====== Exercise material ======

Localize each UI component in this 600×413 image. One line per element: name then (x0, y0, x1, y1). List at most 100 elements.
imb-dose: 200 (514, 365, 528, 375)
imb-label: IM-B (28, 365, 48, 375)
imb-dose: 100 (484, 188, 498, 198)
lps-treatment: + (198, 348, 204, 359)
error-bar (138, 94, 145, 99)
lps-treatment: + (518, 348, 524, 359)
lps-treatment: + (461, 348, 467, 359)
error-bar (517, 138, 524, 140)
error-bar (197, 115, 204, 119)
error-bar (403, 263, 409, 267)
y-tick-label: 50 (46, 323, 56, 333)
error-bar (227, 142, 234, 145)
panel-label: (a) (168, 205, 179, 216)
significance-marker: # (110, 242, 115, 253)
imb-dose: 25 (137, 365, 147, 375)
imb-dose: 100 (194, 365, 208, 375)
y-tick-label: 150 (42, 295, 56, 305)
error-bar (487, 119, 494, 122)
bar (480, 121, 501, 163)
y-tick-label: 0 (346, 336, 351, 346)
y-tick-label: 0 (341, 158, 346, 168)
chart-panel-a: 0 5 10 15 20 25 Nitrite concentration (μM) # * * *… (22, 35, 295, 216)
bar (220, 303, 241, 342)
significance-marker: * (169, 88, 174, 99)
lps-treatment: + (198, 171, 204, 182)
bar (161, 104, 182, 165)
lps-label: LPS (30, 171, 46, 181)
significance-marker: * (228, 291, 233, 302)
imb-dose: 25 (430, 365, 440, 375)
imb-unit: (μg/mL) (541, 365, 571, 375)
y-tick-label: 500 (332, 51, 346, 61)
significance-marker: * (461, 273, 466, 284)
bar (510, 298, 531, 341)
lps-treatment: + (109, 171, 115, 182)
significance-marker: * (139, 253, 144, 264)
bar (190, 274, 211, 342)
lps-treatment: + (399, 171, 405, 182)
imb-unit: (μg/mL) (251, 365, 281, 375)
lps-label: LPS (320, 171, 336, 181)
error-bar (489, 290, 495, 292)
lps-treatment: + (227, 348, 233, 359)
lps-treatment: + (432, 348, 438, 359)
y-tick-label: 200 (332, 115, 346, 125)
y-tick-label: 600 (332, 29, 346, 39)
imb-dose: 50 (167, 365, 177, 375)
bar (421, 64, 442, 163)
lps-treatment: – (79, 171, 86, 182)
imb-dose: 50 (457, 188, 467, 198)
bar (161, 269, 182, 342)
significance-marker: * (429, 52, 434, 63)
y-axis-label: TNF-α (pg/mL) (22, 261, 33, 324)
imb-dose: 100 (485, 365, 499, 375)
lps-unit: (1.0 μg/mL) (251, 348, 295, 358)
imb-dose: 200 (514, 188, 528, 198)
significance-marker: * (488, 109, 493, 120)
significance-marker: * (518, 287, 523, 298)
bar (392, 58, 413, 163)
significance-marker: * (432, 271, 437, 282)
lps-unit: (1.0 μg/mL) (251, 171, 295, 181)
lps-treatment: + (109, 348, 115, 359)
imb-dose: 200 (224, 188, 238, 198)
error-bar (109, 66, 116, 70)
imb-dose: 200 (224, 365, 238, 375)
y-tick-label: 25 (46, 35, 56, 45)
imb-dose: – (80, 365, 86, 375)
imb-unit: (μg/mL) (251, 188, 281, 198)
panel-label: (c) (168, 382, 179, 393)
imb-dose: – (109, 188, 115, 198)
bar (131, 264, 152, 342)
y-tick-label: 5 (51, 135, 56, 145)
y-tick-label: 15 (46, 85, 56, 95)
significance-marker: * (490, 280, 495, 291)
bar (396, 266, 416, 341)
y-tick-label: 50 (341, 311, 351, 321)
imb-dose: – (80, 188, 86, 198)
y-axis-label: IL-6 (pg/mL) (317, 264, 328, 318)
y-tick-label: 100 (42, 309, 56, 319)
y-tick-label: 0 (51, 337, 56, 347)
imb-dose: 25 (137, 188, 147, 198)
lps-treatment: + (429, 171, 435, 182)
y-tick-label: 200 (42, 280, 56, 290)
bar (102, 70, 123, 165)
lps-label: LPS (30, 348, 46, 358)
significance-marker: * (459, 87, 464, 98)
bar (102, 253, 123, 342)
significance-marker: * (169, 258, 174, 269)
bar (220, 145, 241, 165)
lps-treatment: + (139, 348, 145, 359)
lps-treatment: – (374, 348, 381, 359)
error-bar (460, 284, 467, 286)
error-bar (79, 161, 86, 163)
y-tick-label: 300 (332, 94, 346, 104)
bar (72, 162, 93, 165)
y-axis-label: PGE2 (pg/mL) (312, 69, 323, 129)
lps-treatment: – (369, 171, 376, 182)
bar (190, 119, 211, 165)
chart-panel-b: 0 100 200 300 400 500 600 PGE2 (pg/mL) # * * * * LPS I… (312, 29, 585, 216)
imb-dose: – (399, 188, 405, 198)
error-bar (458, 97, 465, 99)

======

■ **Given problem**: Echo every line of the labeled box records above verbatim, from the first line to the last.

■ **Finished exercise**:
Localize each UI component in this 600×413 image. One line per element: name then (x0, y0, x1, y1). List at most 100 elements.
imb-dose: 200 (514, 365, 528, 375)
imb-label: IM-B (28, 365, 48, 375)
imb-dose: 100 (484, 188, 498, 198)
lps-treatment: + (198, 348, 204, 359)
error-bar (138, 94, 145, 99)
lps-treatment: + (518, 348, 524, 359)
lps-treatment: + (461, 348, 467, 359)
error-bar (517, 138, 524, 140)
error-bar (197, 115, 204, 119)
error-bar (403, 263, 409, 267)
y-tick-label: 50 (46, 323, 56, 333)
error-bar (227, 142, 234, 145)
panel-label: (a) (168, 205, 179, 216)
significance-marker: # (110, 242, 115, 253)
imb-dose: 25 (137, 365, 147, 375)
imb-dose: 100 (194, 365, 208, 375)
y-tick-label: 150 (42, 295, 56, 305)
error-bar (487, 119, 494, 122)
bar (480, 121, 501, 163)
y-tick-label: 0 (346, 336, 351, 346)
y-tick-label: 0 (341, 158, 346, 168)
chart-panel-a: 0 5 10 15 20 25 Nitrite concentration (μM) # * * *… (22, 35, 295, 216)
bar (220, 303, 241, 342)
significance-marker: * (169, 88, 174, 99)
lps-treatment: + (198, 171, 204, 182)
bar (161, 104, 182, 165)
lps-label: LPS (30, 171, 46, 181)
significance-marker: * (228, 291, 233, 302)
imb-dose: 25 (430, 365, 440, 375)
imb-unit: (μg/mL) (541, 365, 571, 375)
y-tick-label: 500 (332, 51, 346, 61)
significance-marker: * (461, 273, 466, 284)
bar (510, 298, 531, 341)
lps-treatment: + (109, 171, 115, 182)
significance-marker: * (139, 253, 144, 264)
bar (190, 274, 211, 342)
lps-treatment: + (399, 171, 405, 182)
imb-unit: (μg/mL) (251, 365, 281, 375)
lps-label: LPS (320, 171, 336, 181)
error-bar (489, 290, 495, 292)
lps-treatment: + (227, 348, 233, 359)
lps-treatment: + (432, 348, 438, 359)
y-tick-label: 200 (332, 115, 346, 125)
y-tick-label: 600 (332, 29, 346, 39)
imb-dose: 50 (167, 365, 177, 375)
bar (421, 64, 442, 163)
lps-treatment: – (79, 171, 86, 182)
imb-dose: 50 (457, 188, 467, 198)
bar (161, 269, 182, 342)
significance-marker: * (429, 52, 434, 63)
y-axis-label: TNF-α (pg/mL) (22, 261, 33, 324)
imb-dose: 100 (485, 365, 499, 375)
lps-unit: (1.0 μg/mL) (251, 348, 295, 358)
imb-dose: 200 (514, 188, 528, 198)
significance-marker: * (488, 109, 493, 120)
significance-marker: * (518, 287, 523, 298)
bar (392, 58, 413, 163)
significance-marker: * (432, 271, 437, 282)
lps-unit: (1.0 μg/mL) (251, 171, 295, 181)
lps-treatment: + (109, 348, 115, 359)
imb-dose: 200 (224, 188, 238, 198)
error-bar (109, 66, 116, 70)
imb-dose: 200 (224, 365, 238, 375)
y-tick-label: 25 (46, 35, 56, 45)
imb-dose: – (80, 365, 86, 375)
imb-unit: (μg/mL) (251, 188, 281, 198)
panel-label: (c) (168, 382, 179, 393)
imb-dose: – (109, 188, 115, 198)
bar (131, 264, 152, 342)
y-tick-label: 5 (51, 135, 56, 145)
y-tick-label: 15 (46, 85, 56, 95)
significance-marker: * (490, 280, 495, 291)
bar (396, 266, 416, 341)
y-tick-label: 50 (341, 311, 351, 321)
imb-dose: – (80, 188, 86, 198)
y-axis-label: IL-6 (pg/mL) (317, 264, 328, 318)
y-tick-label: 100 (42, 309, 56, 319)
y-tick-label: 0 (51, 337, 56, 347)
imb-dose: 25 (137, 188, 147, 198)
lps-treatment: + (429, 171, 435, 182)
y-tick-label: 200 (42, 280, 56, 290)
bar (102, 70, 123, 165)
lps-label: LPS (30, 348, 46, 358)
significance-marker: * (459, 87, 464, 98)
bar (102, 253, 123, 342)
significance-marker: * (169, 258, 174, 269)
bar (220, 145, 241, 165)
lps-treatment: + (139, 348, 145, 359)
lps-treatment: – (374, 348, 381, 359)
error-bar (460, 284, 467, 286)
error-bar (79, 161, 86, 163)
y-tick-label: 300 (332, 94, 346, 104)
bar (72, 162, 93, 165)
y-axis-label: PGE2 (pg/mL) (312, 69, 323, 129)
lps-treatment: – (369, 171, 376, 182)
bar (190, 119, 211, 165)
chart-panel-b: 0 100 200 300 400 500 600 PGE2 (pg/mL) # * * * * LPS I… (312, 29, 585, 216)
imb-dose: – (399, 188, 405, 198)
error-bar (458, 97, 465, 99)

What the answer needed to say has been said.